▼

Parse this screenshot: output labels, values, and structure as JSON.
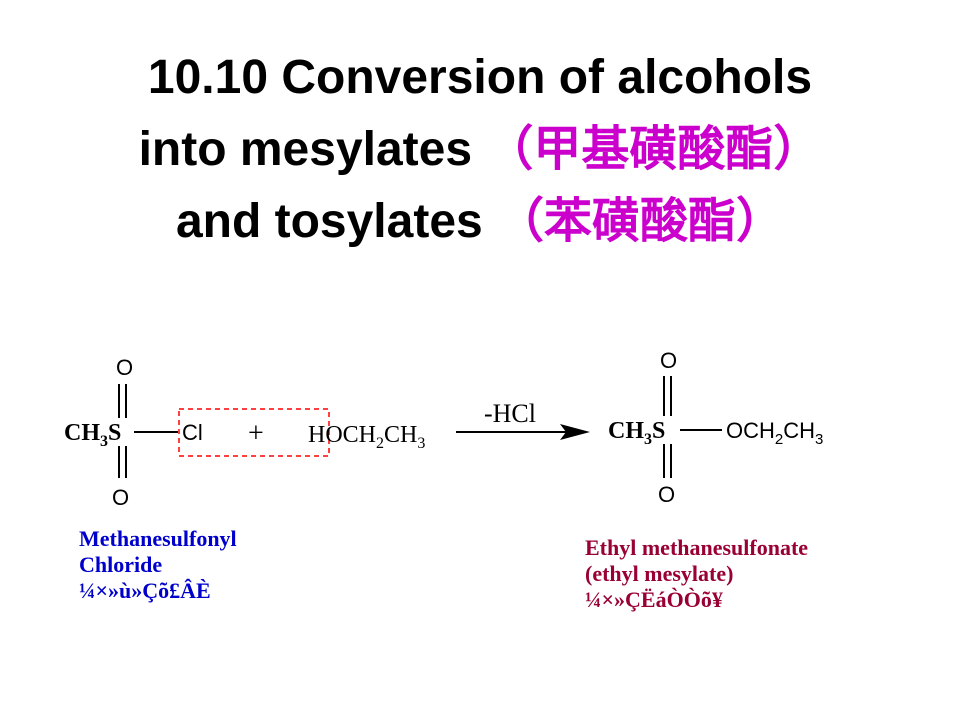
{
  "title": {
    "line1": "10.10  Conversion of alcohols",
    "line2_text": "into mesylates ",
    "line2_cjk": "（甲基磺酸酯）",
    "line3_text": "and tosylates ",
    "line3_cjk": "（苯磺酸酯）"
  },
  "reactant": {
    "oxygen_top": "O",
    "oxygen_bottom": "O",
    "ch3": "CH",
    "sub3": "3",
    "sulfur": "S",
    "leaving_group": "Cl"
  },
  "plus": "+",
  "alcohol": {
    "h": "H",
    "och": "OCH",
    "sub2": "2",
    "ch": "CH",
    "sub3": "3"
  },
  "arrow_label": "-HCl",
  "product": {
    "oxygen_top": "O",
    "oxygen_bottom": "O",
    "ch3": "CH",
    "sub3": "3",
    "sulfur": "S",
    "ester_och": "OCH",
    "ester_sub2": "2",
    "ester_ch": "CH",
    "ester_sub3": "3"
  },
  "labels": {
    "reactant_line1": "Methanesulfonyl",
    "reactant_line2": "Chloride",
    "reactant_line3": "¼×»ù»Çõ£ÂÈ",
    "product_line1": "Ethyl methanesulfonate",
    "product_line2": "(ethyl mesylate)",
    "product_line3": "¼×»ÇËáÒÒõ¥"
  },
  "colors": {
    "cjk": "#cc00cc",
    "highlight_box": "#ff0000",
    "reactant_label": "#0000cc",
    "product_label": "#990033"
  }
}
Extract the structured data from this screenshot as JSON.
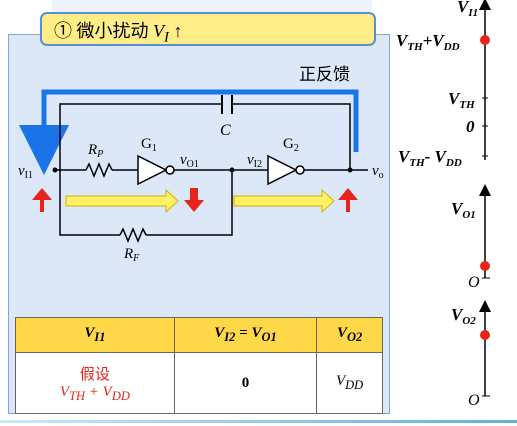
{
  "banner": {
    "prefix": "① 微小扰动 ",
    "var": "V",
    "sub": "I",
    "suffix": " ↑"
  },
  "circuit": {
    "feedback_label": "正反馈",
    "cap_label": "C",
    "rp_label": "R",
    "rp_sub": "P",
    "rf_label": "R",
    "rf_sub": "F",
    "g1_label": "G",
    "g1_sub": "1",
    "g2_label": "G",
    "g2_sub": "2",
    "vi1": "v",
    "vi1_sub": "I1",
    "vo1": "v",
    "vo1_sub": "O1",
    "vi2": "v",
    "vi2_sub": "I2",
    "vo": "v",
    "vo_sub": "o"
  },
  "table": {
    "head": [
      "V",
      "V",
      "V"
    ],
    "head_sub": [
      "I1",
      "I2",
      "O2"
    ],
    "head2_mid": " = V",
    "head2_mid_sub": "O1",
    "row_cell1_line1": "假设",
    "row_cell1_line2": "V",
    "row_cell1_sub_a": "TH",
    "row_cell1_plus": " + V",
    "row_cell1_sub_b": "DD",
    "row_cell2": "0",
    "row_cell3": "V",
    "row_cell3_sub": "DD"
  },
  "axes": {
    "top_label": "V",
    "top_label_sub": "I1",
    "level1": "V",
    "level1_sub1": "TH",
    "level1_mid": "+V",
    "level1_sub2": "DD",
    "level2": "V",
    "level2_sub": "TH",
    "level3": "0",
    "level4": "V",
    "level4_sub1": "TH",
    "level4_mid": "- V",
    "level4_sub2": "DD",
    "axis2_label": "V",
    "axis2_sub": "O1",
    "axis2_origin": "O",
    "axis3_label": "V",
    "axis3_sub": "O2",
    "axis3_origin": "O"
  },
  "colors": {
    "feedback": "#1a73e8",
    "arrow_red": "#e8231a",
    "arrow_yellow": "#fff066",
    "panel": "#dce8f7"
  }
}
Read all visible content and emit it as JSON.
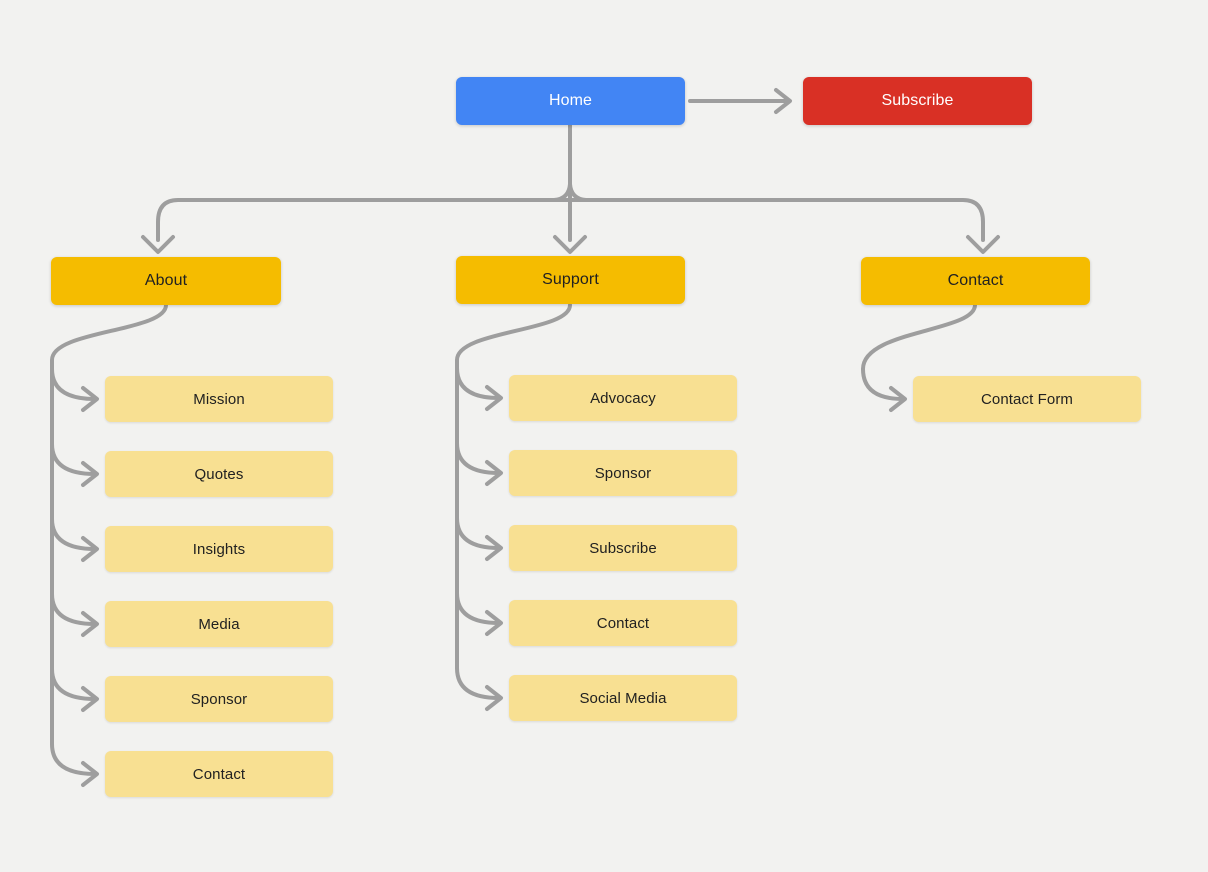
{
  "diagram_type": "sitemap-flowchart",
  "colors": {
    "background": "#f2f2f0",
    "connector": "#9e9e9e",
    "root_blue": "#4285f4",
    "linked_red": "#d93025",
    "branch_gold": "#f5bc00",
    "leaf_yellow": "#f8e092",
    "text_dark": "#212121",
    "text_light": "#ffffff"
  },
  "nodes": {
    "home": {
      "label": "Home"
    },
    "subscribe_top": {
      "label": "Subscribe"
    },
    "about": {
      "label": "About"
    },
    "support": {
      "label": "Support"
    },
    "contact": {
      "label": "Contact"
    }
  },
  "children": {
    "about": [
      "Mission",
      "Quotes",
      "Insights",
      "Media",
      "Sponsor",
      "Contact"
    ],
    "support": [
      "Advocacy",
      "Sponsor",
      "Subscribe",
      "Contact",
      "Social Media"
    ],
    "contact": [
      "Contact Form"
    ]
  }
}
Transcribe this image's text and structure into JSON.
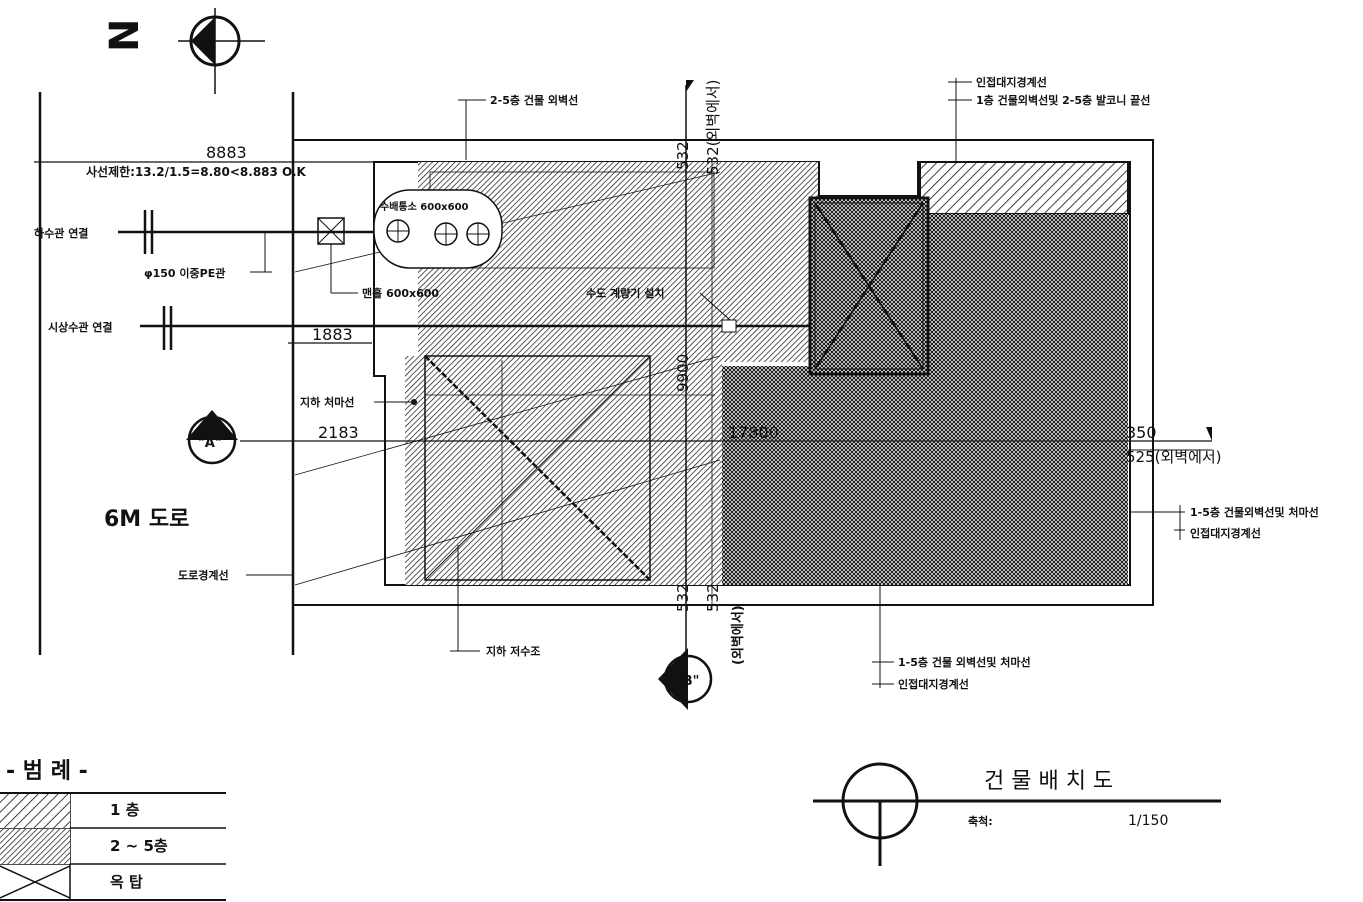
{
  "north_label": "N",
  "road": {
    "label": "6M 도로"
  },
  "dimensions": {
    "d8883": "8883",
    "d1883": "1883",
    "d2183": "2183",
    "d17800": "17800",
    "d350": "350",
    "d525": "525(외벽에서)",
    "d532_top": "532",
    "d532_top2": "532(외벽에서)",
    "d532_bot": "532",
    "d532_bot2": "532",
    "d532_bot_note": "(외벽에서)",
    "d9900": "9900"
  },
  "notes": {
    "sightline": "사선제한:13.2/1.5=8.80<8.883  O.K",
    "sewer": "하수관 연결",
    "pe_pipe": "φ150 이중PE관",
    "manhole": "맨홀 600x600",
    "water_supply": "시상수관 연결",
    "water_meter": "수도 계량기 설치",
    "meter_box": "수배통소 600x600",
    "basement_line": "지하 처마선",
    "road_boundary": "도로경계선",
    "upper_wall": "2-5층 건물 외벽선",
    "adj_line": "인접대지경계선",
    "floor1_line": "1층 건물외벽선및 2-5층 발코니 끝선",
    "east_wall": "1-5층 건물외벽선및 처마선",
    "east_adj": "인접대지경계선",
    "south_wall": "1-5층 건물 외벽선및 처마선",
    "south_adj": "인접대지경계선",
    "tank": "지하 저수조"
  },
  "sections": {
    "a": "\"A\"",
    "b": "\"B\""
  },
  "legend": {
    "title": "- 범 례 -",
    "rows": [
      {
        "label": "1   층"
      },
      {
        "label": "2 ~ 5층"
      },
      {
        "label": "옥   탑"
      }
    ]
  },
  "title_block": {
    "title": "건 물 배 치 도",
    "scale_label": "축척:",
    "scale_value": "1/150"
  }
}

▲

### Stated problem
Images in the data above are to be skipped. Retype all other material exactly.

### Solution
Parse this screenshot: output labels, values, and structure as JSON.
{
  "title": {
    "line1": "10.10  Conversion of alcohols",
    "line2_text": "into mesylates ",
    "line2_cjk": "（甲基磺酸酯）",
    "line3_text": "and tosylates ",
    "line3_cjk": "（苯磺酸酯）"
  },
  "reactant": {
    "oxygen_top": "O",
    "oxygen_bottom": "O",
    "ch3": "CH",
    "sub3": "3",
    "sulfur": "S",
    "leaving_group": "Cl"
  },
  "plus": "+",
  "alcohol": {
    "h": "H",
    "och": "OCH",
    "sub2": "2",
    "ch": "CH",
    "sub3": "3"
  },
  "arrow_label": "-HCl",
  "product": {
    "oxygen_top": "O",
    "oxygen_bottom": "O",
    "ch3": "CH",
    "sub3": "3",
    "sulfur": "S",
    "ester_och": "OCH",
    "ester_sub2": "2",
    "ester_ch": "CH",
    "ester_sub3": "3"
  },
  "labels": {
    "reactant_line1": "Methanesulfonyl",
    "reactant_line2": "Chloride",
    "reactant_line3": "¼×»ù»Çõ£ÂÈ",
    "product_line1": "Ethyl methanesulfonate",
    "product_line2": "(ethyl mesylate)",
    "product_line3": "¼×»ÇËáÒÒõ¥"
  },
  "colors": {
    "cjk": "#cc00cc",
    "highlight_box": "#ff0000",
    "reactant_label": "#0000cc",
    "product_label": "#990033"
  }
}
Extract the structured data from this screenshot as JSON.
{
  "banner": {
    "prefix": "① 微小扰动 ",
    "var": "V",
    "sub": "I",
    "suffix": " ↑"
  },
  "circuit": {
    "feedback_label": "正反馈",
    "cap_label": "C",
    "rp_label": "R",
    "rp_sub": "P",
    "rf_label": "R",
    "rf_sub": "F",
    "g1_label": "G",
    "g1_sub": "1",
    "g2_label": "G",
    "g2_sub": "2",
    "vi1": "v",
    "vi1_sub": "I1",
    "vo1": "v",
    "vo1_sub": "O1",
    "vi2": "v",
    "vi2_sub": "I2",
    "vo": "v",
    "vo_sub": "o"
  },
  "table": {
    "head": [
      "V",
      "V",
      "V"
    ],
    "head_sub": [
      "I1",
      "I2",
      "O2"
    ],
    "head2_mid": " = V",
    "head2_mid_sub": "O1",
    "row_cell1_line1": "假设",
    "row_cell1_line2": "V",
    "row_cell1_sub_a": "TH",
    "row_cell1_plus": " + V",
    "row_cell1_sub_b": "DD",
    "row_cell2": "0",
    "row_cell3": "V",
    "row_cell3_sub": "DD"
  },
  "axes": {
    "top_label": "V",
    "top_label_sub": "I1",
    "level1": "V",
    "level1_sub1": "TH",
    "level1_mid": "+V",
    "level1_sub2": "DD",
    "level2": "V",
    "level2_sub": "TH",
    "level3": "0",
    "level4": "V",
    "level4_sub1": "TH",
    "level4_mid": "- V",
    "level4_sub2": "DD",
    "axis2_label": "V",
    "axis2_sub": "O1",
    "axis2_origin": "O",
    "axis3_label": "V",
    "axis3_sub": "O2",
    "axis3_origin": "O"
  },
  "colors": {
    "feedback": "#1a73e8",
    "arrow_red": "#e8231a",
    "arrow_yellow": "#fff066",
    "panel": "#dce8f7"
  }
}
Read all visible content and emit it as JSON.
{
  "diagram_type": "sitemap-flowchart",
  "colors": {
    "background": "#f2f2f0",
    "connector": "#9e9e9e",
    "root_blue": "#4285f4",
    "linked_red": "#d93025",
    "branch_gold": "#f5bc00",
    "leaf_yellow": "#f8e092",
    "text_dark": "#212121",
    "text_light": "#ffffff"
  },
  "nodes": {
    "home": {
      "label": "Home"
    },
    "subscribe_top": {
      "label": "Subscribe"
    },
    "about": {
      "label": "About"
    },
    "support": {
      "label": "Support"
    },
    "contact": {
      "label": "Contact"
    }
  },
  "children": {
    "about": [
      "Mission",
      "Quotes",
      "Insights",
      "Media",
      "Sponsor",
      "Contact"
    ],
    "support": [
      "Advocacy",
      "Sponsor",
      "Subscribe",
      "Contact",
      "Social Media"
    ],
    "contact": [
      "Contact Form"
    ]
  }
}
Transcribe this image's text and structure into JSON.
{
  "north_label": "N",
  "road": {
    "label": "6M 도로"
  },
  "dimensions": {
    "d8883": "8883",
    "d1883": "1883",
    "d2183": "2183",
    "d17800": "17800",
    "d350": "350",
    "d525": "525(외벽에서)",
    "d532_top": "532",
    "d532_top2": "532(외벽에서)",
    "d532_bot": "532",
    "d532_bot2": "532",
    "d532_bot_note": "(외벽에서)",
    "d9900": "9900"
  },
  "notes": {
    "sightline": "사선제한:13.2/1.5=8.80<8.883  O.K",
    "sewer": "하수관 연결",
    "pe_pipe": "φ150 이중PE관",
    "manhole": "맨홀 600x600",
    "water_supply": "시상수관 연결",
    "water_meter": "수도 계량기 설치",
    "meter_box": "수배통소 600x600",
    "basement_line": "지하 처마선",
    "road_boundary": "도로경계선",
    "upper_wall": "2-5층 건물 외벽선",
    "adj_line": "인접대지경계선",
    "floor1_line": "1층 건물외벽선및 2-5층 발코니 끝선",
    "east_wall": "1-5층 건물외벽선및 처마선",
    "east_adj": "인접대지경계선",
    "south_wall": "1-5층 건물 외벽선및 처마선",
    "south_adj": "인접대지경계선",
    "tank": "지하 저수조"
  },
  "sections": {
    "a": "\"A\"",
    "b": "\"B\""
  },
  "legend": {
    "title": "- 범 례 -",
    "rows": [
      {
        "label": "1   층"
      },
      {
        "label": "2 ~ 5층"
      },
      {
        "label": "옥   탑"
      }
    ]
  },
  "title_block": {
    "title": "건 물 배 치 도",
    "scale_label": "축척:",
    "scale_value": "1/150"
  }
}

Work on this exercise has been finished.